▶ [Exercise directions] Copy each line in which the string "type" occurs.
-- Begin Source records --
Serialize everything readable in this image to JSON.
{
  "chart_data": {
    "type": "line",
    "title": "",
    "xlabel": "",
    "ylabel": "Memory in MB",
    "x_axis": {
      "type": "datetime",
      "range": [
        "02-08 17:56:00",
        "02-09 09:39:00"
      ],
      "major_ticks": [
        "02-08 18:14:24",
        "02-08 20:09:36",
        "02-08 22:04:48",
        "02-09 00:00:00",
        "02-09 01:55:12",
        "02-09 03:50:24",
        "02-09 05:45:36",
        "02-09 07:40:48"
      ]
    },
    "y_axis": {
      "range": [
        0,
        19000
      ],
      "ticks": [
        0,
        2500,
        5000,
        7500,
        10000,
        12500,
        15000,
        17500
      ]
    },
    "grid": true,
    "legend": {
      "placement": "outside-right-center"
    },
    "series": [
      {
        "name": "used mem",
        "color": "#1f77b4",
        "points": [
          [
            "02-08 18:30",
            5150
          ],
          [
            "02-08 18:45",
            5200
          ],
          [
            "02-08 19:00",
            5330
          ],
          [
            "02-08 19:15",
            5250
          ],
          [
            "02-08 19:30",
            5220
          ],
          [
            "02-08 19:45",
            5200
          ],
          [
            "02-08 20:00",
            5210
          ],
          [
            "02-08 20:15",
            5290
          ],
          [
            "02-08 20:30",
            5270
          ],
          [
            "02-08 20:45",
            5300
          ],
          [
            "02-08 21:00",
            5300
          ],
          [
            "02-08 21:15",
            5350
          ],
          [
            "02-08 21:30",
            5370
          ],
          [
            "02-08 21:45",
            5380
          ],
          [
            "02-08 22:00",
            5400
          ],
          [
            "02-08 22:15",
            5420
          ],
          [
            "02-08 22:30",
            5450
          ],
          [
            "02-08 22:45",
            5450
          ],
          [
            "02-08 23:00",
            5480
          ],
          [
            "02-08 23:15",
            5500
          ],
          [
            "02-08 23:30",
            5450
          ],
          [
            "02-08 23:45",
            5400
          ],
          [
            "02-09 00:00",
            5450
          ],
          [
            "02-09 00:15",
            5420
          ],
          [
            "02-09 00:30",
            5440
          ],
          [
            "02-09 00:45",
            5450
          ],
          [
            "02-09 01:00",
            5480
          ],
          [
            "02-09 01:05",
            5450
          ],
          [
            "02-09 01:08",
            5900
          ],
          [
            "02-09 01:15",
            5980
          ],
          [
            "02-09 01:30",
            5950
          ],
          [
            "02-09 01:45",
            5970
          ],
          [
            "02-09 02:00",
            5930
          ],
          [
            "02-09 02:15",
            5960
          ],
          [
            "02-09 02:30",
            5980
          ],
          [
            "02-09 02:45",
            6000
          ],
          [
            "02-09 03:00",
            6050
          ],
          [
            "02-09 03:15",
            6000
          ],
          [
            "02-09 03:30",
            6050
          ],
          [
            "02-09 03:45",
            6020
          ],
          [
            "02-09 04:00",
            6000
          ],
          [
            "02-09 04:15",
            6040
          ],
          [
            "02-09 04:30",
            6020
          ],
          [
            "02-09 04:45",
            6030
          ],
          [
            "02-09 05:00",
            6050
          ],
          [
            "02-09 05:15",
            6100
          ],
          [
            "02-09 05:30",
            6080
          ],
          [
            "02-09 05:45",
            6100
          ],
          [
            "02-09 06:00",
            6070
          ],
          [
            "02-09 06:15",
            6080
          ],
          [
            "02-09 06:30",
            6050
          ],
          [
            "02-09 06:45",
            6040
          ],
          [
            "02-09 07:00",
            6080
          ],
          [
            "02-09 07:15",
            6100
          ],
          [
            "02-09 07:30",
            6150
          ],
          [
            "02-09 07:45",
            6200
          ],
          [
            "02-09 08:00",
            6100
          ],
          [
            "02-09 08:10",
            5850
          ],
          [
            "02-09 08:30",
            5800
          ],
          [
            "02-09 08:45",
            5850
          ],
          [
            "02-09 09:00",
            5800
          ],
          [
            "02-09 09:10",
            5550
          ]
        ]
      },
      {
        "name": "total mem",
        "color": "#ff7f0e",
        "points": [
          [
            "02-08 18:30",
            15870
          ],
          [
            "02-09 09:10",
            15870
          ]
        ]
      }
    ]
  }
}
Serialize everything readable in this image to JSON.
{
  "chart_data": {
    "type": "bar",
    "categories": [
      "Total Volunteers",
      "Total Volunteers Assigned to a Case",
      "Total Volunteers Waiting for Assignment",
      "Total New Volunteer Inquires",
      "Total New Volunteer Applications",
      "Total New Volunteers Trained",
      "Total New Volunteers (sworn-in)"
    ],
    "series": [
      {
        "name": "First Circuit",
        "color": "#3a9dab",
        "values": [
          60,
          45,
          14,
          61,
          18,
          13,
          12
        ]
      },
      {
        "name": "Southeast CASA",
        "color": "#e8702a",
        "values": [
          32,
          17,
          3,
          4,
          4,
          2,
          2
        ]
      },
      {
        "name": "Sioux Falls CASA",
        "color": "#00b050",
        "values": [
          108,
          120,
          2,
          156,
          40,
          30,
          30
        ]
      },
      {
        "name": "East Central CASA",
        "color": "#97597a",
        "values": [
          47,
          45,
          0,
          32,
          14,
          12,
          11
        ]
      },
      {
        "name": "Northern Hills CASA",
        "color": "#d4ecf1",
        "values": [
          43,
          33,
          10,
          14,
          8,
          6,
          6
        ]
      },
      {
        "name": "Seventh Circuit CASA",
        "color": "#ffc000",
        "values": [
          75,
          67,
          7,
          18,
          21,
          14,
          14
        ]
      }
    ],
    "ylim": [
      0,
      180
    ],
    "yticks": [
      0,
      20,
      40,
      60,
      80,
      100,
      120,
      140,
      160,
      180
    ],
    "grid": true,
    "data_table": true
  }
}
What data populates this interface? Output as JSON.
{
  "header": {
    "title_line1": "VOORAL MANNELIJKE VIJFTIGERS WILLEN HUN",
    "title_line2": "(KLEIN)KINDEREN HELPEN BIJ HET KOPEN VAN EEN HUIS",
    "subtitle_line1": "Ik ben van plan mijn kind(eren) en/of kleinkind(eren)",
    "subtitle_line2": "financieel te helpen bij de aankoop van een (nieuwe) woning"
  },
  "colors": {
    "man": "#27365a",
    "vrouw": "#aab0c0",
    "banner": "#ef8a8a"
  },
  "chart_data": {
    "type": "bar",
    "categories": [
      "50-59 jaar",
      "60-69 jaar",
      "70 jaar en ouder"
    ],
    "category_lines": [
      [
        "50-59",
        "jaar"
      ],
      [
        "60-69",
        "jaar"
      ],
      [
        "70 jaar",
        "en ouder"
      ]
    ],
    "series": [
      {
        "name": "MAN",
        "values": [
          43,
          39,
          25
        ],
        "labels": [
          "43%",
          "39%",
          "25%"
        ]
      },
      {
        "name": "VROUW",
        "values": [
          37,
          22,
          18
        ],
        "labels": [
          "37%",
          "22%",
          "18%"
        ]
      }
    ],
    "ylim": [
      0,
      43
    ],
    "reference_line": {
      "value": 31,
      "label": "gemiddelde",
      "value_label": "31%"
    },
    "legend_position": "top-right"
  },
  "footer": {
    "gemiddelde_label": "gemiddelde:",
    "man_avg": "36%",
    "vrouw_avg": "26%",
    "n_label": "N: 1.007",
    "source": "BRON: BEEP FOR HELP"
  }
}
-- End Source records --
▶ [Answer below]
    "type": "line",
      "type": "datetime",
    "type": "bar",
    "type": "bar",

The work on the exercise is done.